▶ _WORK REQUIRED_
Output every record word for word.

-=-=-

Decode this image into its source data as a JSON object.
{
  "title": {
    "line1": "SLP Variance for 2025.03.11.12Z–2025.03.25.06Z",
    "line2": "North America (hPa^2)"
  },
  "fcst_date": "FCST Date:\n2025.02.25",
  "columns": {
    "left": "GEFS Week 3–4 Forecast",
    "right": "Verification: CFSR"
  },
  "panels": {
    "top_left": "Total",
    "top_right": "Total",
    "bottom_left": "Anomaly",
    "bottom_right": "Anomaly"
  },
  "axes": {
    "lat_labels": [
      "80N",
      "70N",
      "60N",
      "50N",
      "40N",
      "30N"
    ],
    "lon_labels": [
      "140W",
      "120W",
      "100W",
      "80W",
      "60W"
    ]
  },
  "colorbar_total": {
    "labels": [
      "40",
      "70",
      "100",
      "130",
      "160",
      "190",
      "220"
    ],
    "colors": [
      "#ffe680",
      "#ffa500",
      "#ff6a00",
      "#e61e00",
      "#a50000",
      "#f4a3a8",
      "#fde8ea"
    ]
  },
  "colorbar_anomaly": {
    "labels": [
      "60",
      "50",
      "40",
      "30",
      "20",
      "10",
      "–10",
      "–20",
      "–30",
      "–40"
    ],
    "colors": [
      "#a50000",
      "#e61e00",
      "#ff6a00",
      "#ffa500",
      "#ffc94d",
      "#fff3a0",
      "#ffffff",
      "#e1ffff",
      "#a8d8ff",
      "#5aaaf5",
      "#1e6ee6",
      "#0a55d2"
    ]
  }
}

-=-=-

▶ _RESULT FOR THIS TASK_
Decode this image into its source data as a JSON object.
{
  "title": {
    "line1": "SLP Variance for 2025.03.11.12Z–2025.03.25.06Z",
    "line2": "North America (hPa^2)"
  },
  "fcst_date": "FCST Date:\n2025.02.25",
  "columns": {
    "left": "GEFS Week 3–4 Forecast",
    "right": "Verification: CFSR"
  },
  "panels": {
    "top_left": "Total",
    "top_right": "Total",
    "bottom_left": "Anomaly",
    "bottom_right": "Anomaly"
  },
  "axes": {
    "lat_labels": [
      "80N",
      "70N",
      "60N",
      "50N",
      "40N",
      "30N"
    ],
    "lon_labels": [
      "140W",
      "120W",
      "100W",
      "80W",
      "60W"
    ]
  },
  "colorbar_total": {
    "labels": [
      "40",
      "70",
      "100",
      "130",
      "160",
      "190",
      "220"
    ],
    "colors": [
      "#ffe680",
      "#ffa500",
      "#ff6a00",
      "#e61e00",
      "#a50000",
      "#f4a3a8",
      "#fde8ea"
    ]
  },
  "colorbar_anomaly": {
    "labels": [
      "60",
      "50",
      "40",
      "30",
      "20",
      "10",
      "–10",
      "–20",
      "–30",
      "–40"
    ],
    "colors": [
      "#a50000",
      "#e61e00",
      "#ff6a00",
      "#ffa500",
      "#ffc94d",
      "#fff3a0",
      "#ffffff",
      "#e1ffff",
      "#a8d8ff",
      "#5aaaf5",
      "#1e6ee6",
      "#0a55d2"
    ]
  }
}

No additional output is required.